## Task to complete:
Select all lines with the string "РЕСПУБЛИКАСИ" in them, and copy those lines.

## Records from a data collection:
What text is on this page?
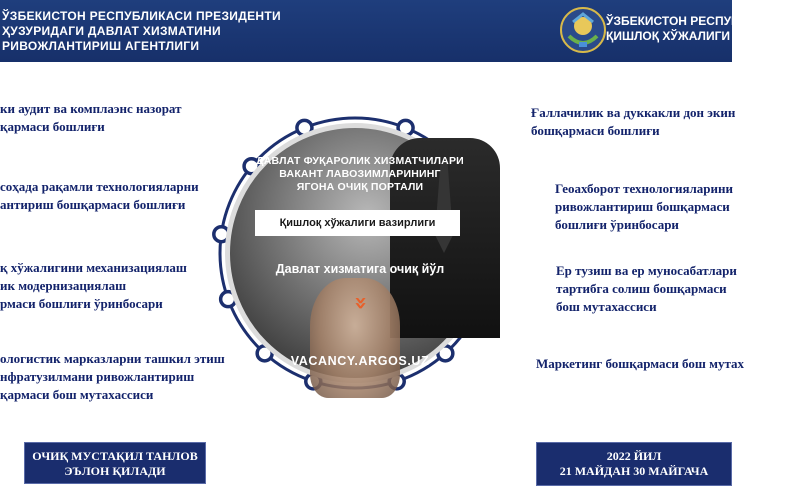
ЎЗБЕКИСТОН РЕСПУБЛИКАСИ ПРЕЗИДЕНТИ
ҲУЗУРИДАГИ ДАВЛАТ ХИЗМАТИНИ
РИВОЖЛАНТИРИШ АГЕНТЛИГИ
ЎЗБЕКИСТОН РЕСПУБЛИКАСИ
ҚИШЛОҚ ХЎЖАЛИГИ ВАЗИ
ки аудит ва комплаэнс назорат
қармаси бошлиғи
соҳада рақамли технологияларни
антириш бошқармаси бошлиғи
қ хўжалигини механизациялаш
ик модернизациялаш
рмаси бошлиғи ўринбосари
ологистик марказларни ташкил этиш
нфратузилмани ривожлантириш
қармаси бош мутахассиси
Ғаллачилик ва дуккакли дон экин
бошқармаси бошлиғи
Геоахборот технологияларини
ривожлантириш бошқармаси
бошлиғи ўринбосари
Ер тузиш ва ер муносабатлари
тартибга солиш бошқармаси
бош мутахассиси
Маркетинг бошқармаси бош мутах
ДАВЛАТ ФУҚАРОЛИК ХИЗМАТЧИЛАРИ
ВАКАНТ ЛАВОЗИМЛАРИНИНГ
ЯГОНА ОЧИҚ ПОРТАЛИ
Қишлоқ хўжалиги вазирлиги
Давлат хизматига очиқ йўл
»
VACANCY.ARGOS.UZ
ОЧИҚ МУСТАҚИЛ ТАНЛОВ
ЭЪЛОН ҚИЛАДИ
2022 ЙИЛ
21 МАЙДАН 30 МАЙГАЧА
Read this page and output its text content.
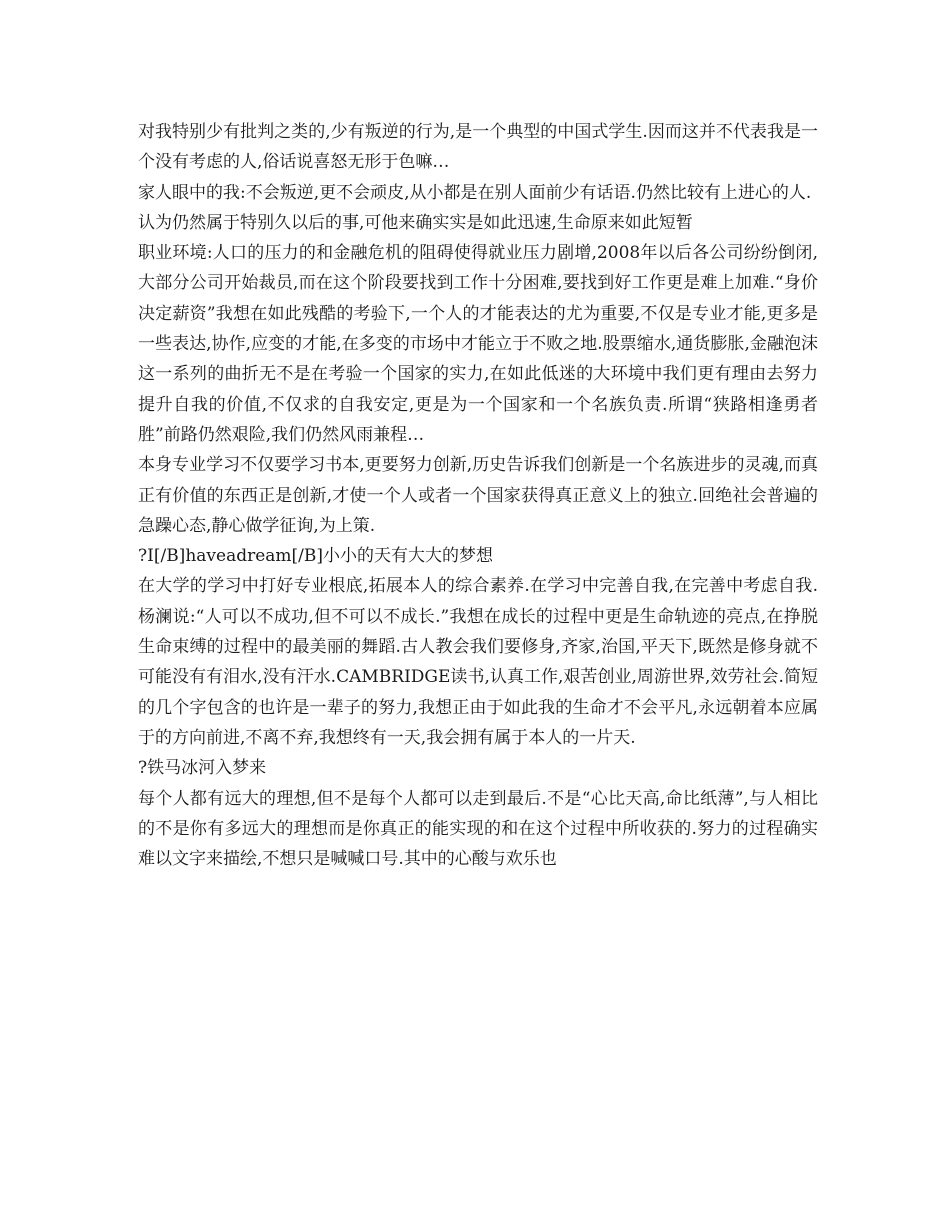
对我特别少有批判之类的,少有叛逆的行为,是一个典型的中国式学生.因而这并不代表我是一个没有考虑的人,俗话说喜怒无形于色嘛…

家人眼中的我:不会叛逆,更不会顽皮,从小都是在别人面前少有话语.仍然比较有上进心的人.

认为仍然属于特别久以后的事,可他来确实实是如此迅速,生命原来如此短暂

职业环境:人口的压力的和金融危机的阻碍使得就业压力剧增,2008年以后各公司纷纷倒闭,大部分公司开始裁员,而在这个阶段要找到工作十分困难,要找到好工作更是难上加难.“身价决定薪资”我想在如此残酷的考验下,一个人的才能表达的尤为重要,不仅是专业才能,更多是一些表达,协作,应变的才能,在多变的市场中才能立于不败之地.股票缩水,通货膨胀,金融泡沫这一系列的曲折无不是在考验一个国家的实力,在如此低迷的大环境中我们更有理由去努力提升自我的价值,不仅求的自我安定,更是为一个国家和一个名族负责.所谓“狭路相逢勇者胜”前路仍然艰险,我们仍然风雨兼程…

本身专业学习不仅要学习书本,更要努力创新,历史告诉我们创新是一个名族进步的灵魂,而真正有价值的东西正是创新,才使一个人或者一个国家获得真正意义上的独立.回绝社会普遍的急躁心态,静心做学征询,为上策.

?I[/B]haveadream[/B]小小的天有大大的梦想

在大学的学习中打好专业根底,拓展本人的综合素养.在学习中完善自我,在完善中考虑自我.杨澜说:“人可以不成功,但不可以不成长.”我想在成长的过程中更是生命轨迹的亮点,在挣脱生命束缚的过程中的最美丽的舞蹈.古人教会我们要修身,齐家,治国,平天下,既然是修身就不可能没有有泪水,没有汗水.CAMBRIDGE读书,认真工作,艰苦创业,周游世界,效劳社会.简短的几个字包含的也许是一辈子的努力,我想正由于如此我的生命才不会平凡,永远朝着本应属于的方向前进,不离不弃,我想终有一天,我会拥有属于本人的一片天.

?铁马冰河入梦来

每个人都有远大的理想,但不是每个人都可以走到最后.不是“心比天高,命比纸薄”,与人相比的不是你有多远大的理想而是你真正的能实现的和在这个过程中所收获的.努力的过程确实难以文字来描绘,不想只是喊喊口号.其中的心酸与欢乐也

## Task result:
ЎЗБЕКИСТОН РЕСПУБЛИКАСИ ПРЕЗИДЕНТИ
ЎЗБЕКИСТОН РЕСПУБЛИКАСИ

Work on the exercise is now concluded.